- Instructions to follow: All entries must be extracted exactly, with nothing added or dropped.

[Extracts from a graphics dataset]
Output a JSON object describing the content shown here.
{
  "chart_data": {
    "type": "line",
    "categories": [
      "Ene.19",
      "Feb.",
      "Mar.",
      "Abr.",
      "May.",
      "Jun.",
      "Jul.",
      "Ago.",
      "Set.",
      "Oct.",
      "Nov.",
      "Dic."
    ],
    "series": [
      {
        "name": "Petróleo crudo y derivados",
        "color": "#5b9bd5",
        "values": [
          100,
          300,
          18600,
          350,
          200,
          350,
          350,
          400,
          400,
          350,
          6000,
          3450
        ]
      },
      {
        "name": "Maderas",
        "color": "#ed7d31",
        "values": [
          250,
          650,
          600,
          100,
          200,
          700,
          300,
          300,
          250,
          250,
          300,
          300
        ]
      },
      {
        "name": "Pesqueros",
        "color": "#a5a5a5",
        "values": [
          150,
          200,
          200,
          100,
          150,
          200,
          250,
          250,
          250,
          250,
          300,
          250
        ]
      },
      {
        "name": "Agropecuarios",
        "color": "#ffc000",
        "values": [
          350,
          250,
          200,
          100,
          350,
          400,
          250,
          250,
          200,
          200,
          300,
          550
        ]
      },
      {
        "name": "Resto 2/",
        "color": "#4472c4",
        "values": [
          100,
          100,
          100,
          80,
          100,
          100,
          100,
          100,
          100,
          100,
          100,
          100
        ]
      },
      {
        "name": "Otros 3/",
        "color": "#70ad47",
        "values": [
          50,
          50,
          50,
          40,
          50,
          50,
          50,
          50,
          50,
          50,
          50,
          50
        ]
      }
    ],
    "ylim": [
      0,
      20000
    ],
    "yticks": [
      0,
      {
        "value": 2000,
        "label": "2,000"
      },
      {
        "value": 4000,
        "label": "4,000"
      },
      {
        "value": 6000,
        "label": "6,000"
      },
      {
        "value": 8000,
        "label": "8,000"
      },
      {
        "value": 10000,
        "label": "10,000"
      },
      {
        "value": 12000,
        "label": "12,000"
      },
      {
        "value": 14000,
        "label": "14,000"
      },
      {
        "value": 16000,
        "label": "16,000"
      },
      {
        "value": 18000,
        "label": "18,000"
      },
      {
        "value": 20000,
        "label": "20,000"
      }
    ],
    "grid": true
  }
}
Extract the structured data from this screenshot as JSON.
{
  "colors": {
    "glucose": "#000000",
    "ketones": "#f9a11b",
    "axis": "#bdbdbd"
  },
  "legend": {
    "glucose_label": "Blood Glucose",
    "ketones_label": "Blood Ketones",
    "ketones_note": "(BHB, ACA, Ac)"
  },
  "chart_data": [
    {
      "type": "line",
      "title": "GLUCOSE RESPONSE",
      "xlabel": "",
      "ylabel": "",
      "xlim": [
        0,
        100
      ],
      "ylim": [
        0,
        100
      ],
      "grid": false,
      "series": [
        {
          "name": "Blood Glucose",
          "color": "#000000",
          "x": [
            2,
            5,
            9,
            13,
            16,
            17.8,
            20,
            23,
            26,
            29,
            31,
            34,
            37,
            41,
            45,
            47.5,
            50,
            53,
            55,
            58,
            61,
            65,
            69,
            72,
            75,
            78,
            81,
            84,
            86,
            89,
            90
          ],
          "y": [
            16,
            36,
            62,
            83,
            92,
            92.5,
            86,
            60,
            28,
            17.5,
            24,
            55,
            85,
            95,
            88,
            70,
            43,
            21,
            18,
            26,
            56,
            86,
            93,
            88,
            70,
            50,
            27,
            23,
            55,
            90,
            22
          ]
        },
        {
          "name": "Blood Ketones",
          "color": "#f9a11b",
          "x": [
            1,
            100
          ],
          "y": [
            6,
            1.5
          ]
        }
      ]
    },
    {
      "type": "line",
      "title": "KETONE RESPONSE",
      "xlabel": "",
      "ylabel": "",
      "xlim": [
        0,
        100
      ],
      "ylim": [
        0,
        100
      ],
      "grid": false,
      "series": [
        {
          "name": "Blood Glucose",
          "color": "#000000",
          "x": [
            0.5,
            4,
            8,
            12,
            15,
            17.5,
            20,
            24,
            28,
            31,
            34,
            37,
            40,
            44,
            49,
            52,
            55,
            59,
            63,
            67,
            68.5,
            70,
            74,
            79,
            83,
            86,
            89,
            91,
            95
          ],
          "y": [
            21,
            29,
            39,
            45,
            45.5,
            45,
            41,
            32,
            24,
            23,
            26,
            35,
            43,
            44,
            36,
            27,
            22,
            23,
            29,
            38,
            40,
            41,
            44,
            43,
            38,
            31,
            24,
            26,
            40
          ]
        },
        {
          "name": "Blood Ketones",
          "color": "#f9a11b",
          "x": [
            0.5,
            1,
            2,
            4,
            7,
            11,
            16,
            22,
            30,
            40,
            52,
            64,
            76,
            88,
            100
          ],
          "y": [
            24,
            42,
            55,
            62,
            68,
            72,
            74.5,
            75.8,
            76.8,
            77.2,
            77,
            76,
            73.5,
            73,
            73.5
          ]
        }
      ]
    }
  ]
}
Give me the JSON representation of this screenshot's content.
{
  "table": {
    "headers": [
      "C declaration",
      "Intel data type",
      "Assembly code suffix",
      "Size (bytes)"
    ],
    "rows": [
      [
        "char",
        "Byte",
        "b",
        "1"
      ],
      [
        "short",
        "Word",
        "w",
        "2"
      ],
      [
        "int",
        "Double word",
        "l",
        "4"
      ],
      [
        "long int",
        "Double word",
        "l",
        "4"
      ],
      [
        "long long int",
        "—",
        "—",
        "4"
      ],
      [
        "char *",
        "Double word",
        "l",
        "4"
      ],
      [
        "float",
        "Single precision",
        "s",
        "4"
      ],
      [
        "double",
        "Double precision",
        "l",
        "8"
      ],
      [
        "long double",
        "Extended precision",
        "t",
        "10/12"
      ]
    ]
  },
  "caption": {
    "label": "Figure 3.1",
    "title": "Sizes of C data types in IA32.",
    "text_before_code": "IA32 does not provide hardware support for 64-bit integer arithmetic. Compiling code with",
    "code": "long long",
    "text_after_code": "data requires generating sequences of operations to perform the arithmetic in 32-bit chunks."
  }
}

- Finished task:
Output a JSON object describing the content shown here.
{
  "chart_data": {
    "type": "line",
    "categories": [
      "Ene.19",
      "Feb.",
      "Mar.",
      "Abr.",
      "May.",
      "Jun.",
      "Jul.",
      "Ago.",
      "Set.",
      "Oct.",
      "Nov.",
      "Dic."
    ],
    "series": [
      {
        "name": "Petróleo crudo y derivados",
        "color": "#5b9bd5",
        "values": [
          100,
          300,
          18600,
          350,
          200,
          350,
          350,
          400,
          400,
          350,
          6000,
          3450
        ]
      },
      {
        "name": "Maderas",
        "color": "#ed7d31",
        "values": [
          250,
          650,
          600,
          100,
          200,
          700,
          300,
          300,
          250,
          250,
          300,
          300
        ]
      },
      {
        "name": "Pesqueros",
        "color": "#a5a5a5",
        "values": [
          150,
          200,
          200,
          100,
          150,
          200,
          250,
          250,
          250,
          250,
          300,
          250
        ]
      },
      {
        "name": "Agropecuarios",
        "color": "#ffc000",
        "values": [
          350,
          250,
          200,
          100,
          350,
          400,
          250,
          250,
          200,
          200,
          300,
          550
        ]
      },
      {
        "name": "Resto 2/",
        "color": "#4472c4",
        "values": [
          100,
          100,
          100,
          80,
          100,
          100,
          100,
          100,
          100,
          100,
          100,
          100
        ]
      },
      {
        "name": "Otros 3/",
        "color": "#70ad47",
        "values": [
          50,
          50,
          50,
          40,
          50,
          50,
          50,
          50,
          50,
          50,
          50,
          50
        ]
      }
    ],
    "ylim": [
      0,
      20000
    ],
    "yticks": [
      0,
      {
        "value": 2000,
        "label": "2,000"
      },
      {
        "value": 4000,
        "label": "4,000"
      },
      {
        "value": 6000,
        "label": "6,000"
      },
      {
        "value": 8000,
        "label": "8,000"
      },
      {
        "value": 10000,
        "label": "10,000"
      },
      {
        "value": 12000,
        "label": "12,000"
      },
      {
        "value": 14000,
        "label": "14,000"
      },
      {
        "value": 16000,
        "label": "16,000"
      },
      {
        "value": 18000,
        "label": "18,000"
      },
      {
        "value": 20000,
        "label": "20,000"
      }
    ],
    "grid": true
  }
}
Extract the structured data from this screenshot as JSON.
{
  "colors": {
    "glucose": "#000000",
    "ketones": "#f9a11b",
    "axis": "#bdbdbd"
  },
  "legend": {
    "glucose_label": "Blood Glucose",
    "ketones_label": "Blood Ketones",
    "ketones_note": "(BHB, ACA, Ac)"
  },
  "chart_data": [
    {
      "type": "line",
      "title": "GLUCOSE RESPONSE",
      "xlabel": "",
      "ylabel": "",
      "xlim": [
        0,
        100
      ],
      "ylim": [
        0,
        100
      ],
      "grid": false,
      "series": [
        {
          "name": "Blood Glucose",
          "color": "#000000",
          "x": [
            2,
            5,
            9,
            13,
            16,
            17.8,
            20,
            23,
            26,
            29,
            31,
            34,
            37,
            41,
            45,
            47.5,
            50,
            53,
            55,
            58,
            61,
            65,
            69,
            72,
            75,
            78,
            81,
            84,
            86,
            89,
            90
          ],
          "y": [
            16,
            36,
            62,
            83,
            92,
            92.5,
            86,
            60,
            28,
            17.5,
            24,
            55,
            85,
            95,
            88,
            70,
            43,
            21,
            18,
            26,
            56,
            86,
            93,
            88,
            70,
            50,
            27,
            23,
            55,
            90,
            22
          ]
        },
        {
          "name": "Blood Ketones",
          "color": "#f9a11b",
          "x": [
            1,
            100
          ],
          "y": [
            6,
            1.5
          ]
        }
      ]
    },
    {
      "type": "line",
      "title": "KETONE RESPONSE",
      "xlabel": "",
      "ylabel": "",
      "xlim": [
        0,
        100
      ],
      "ylim": [
        0,
        100
      ],
      "grid": false,
      "series": [
        {
          "name": "Blood Glucose",
          "color": "#000000",
          "x": [
            0.5,
            4,
            8,
            12,
            15,
            17.5,
            20,
            24,
            28,
            31,
            34,
            37,
            40,
            44,
            49,
            52,
            55,
            59,
            63,
            67,
            68.5,
            70,
            74,
            79,
            83,
            86,
            89,
            91,
            95
          ],
          "y": [
            21,
            29,
            39,
            45,
            45.5,
            45,
            41,
            32,
            24,
            23,
            26,
            35,
            43,
            44,
            36,
            27,
            22,
            23,
            29,
            38,
            40,
            41,
            44,
            43,
            38,
            31,
            24,
            26,
            40
          ]
        },
        {
          "name": "Blood Ketones",
          "color": "#f9a11b",
          "x": [
            0.5,
            1,
            2,
            4,
            7,
            11,
            16,
            22,
            30,
            40,
            52,
            64,
            76,
            88,
            100
          ],
          "y": [
            24,
            42,
            55,
            62,
            68,
            72,
            74.5,
            75.8,
            76.8,
            77.2,
            77,
            76,
            73.5,
            73,
            73.5
          ]
        }
      ]
    }
  ]
}
Give me the JSON representation of this screenshot's content.
{
  "table": {
    "headers": [
      "C declaration",
      "Intel data type",
      "Assembly code suffix",
      "Size (bytes)"
    ],
    "rows": [
      [
        "char",
        "Byte",
        "b",
        "1"
      ],
      [
        "short",
        "Word",
        "w",
        "2"
      ],
      [
        "int",
        "Double word",
        "l",
        "4"
      ],
      [
        "long int",
        "Double word",
        "l",
        "4"
      ],
      [
        "long long int",
        "—",
        "—",
        "4"
      ],
      [
        "char *",
        "Double word",
        "l",
        "4"
      ],
      [
        "float",
        "Single precision",
        "s",
        "4"
      ],
      [
        "double",
        "Double precision",
        "l",
        "8"
      ],
      [
        "long double",
        "Extended precision",
        "t",
        "10/12"
      ]
    ]
  },
  "caption": {
    "label": "Figure 3.1",
    "title": "Sizes of C data types in IA32.",
    "text_before_code": "IA32 does not provide hardware support for 64-bit integer arithmetic. Compiling code with",
    "code": "long long",
    "text_after_code": "data requires generating sequences of operations to perform the arithmetic in 32-bit chunks."
  }
}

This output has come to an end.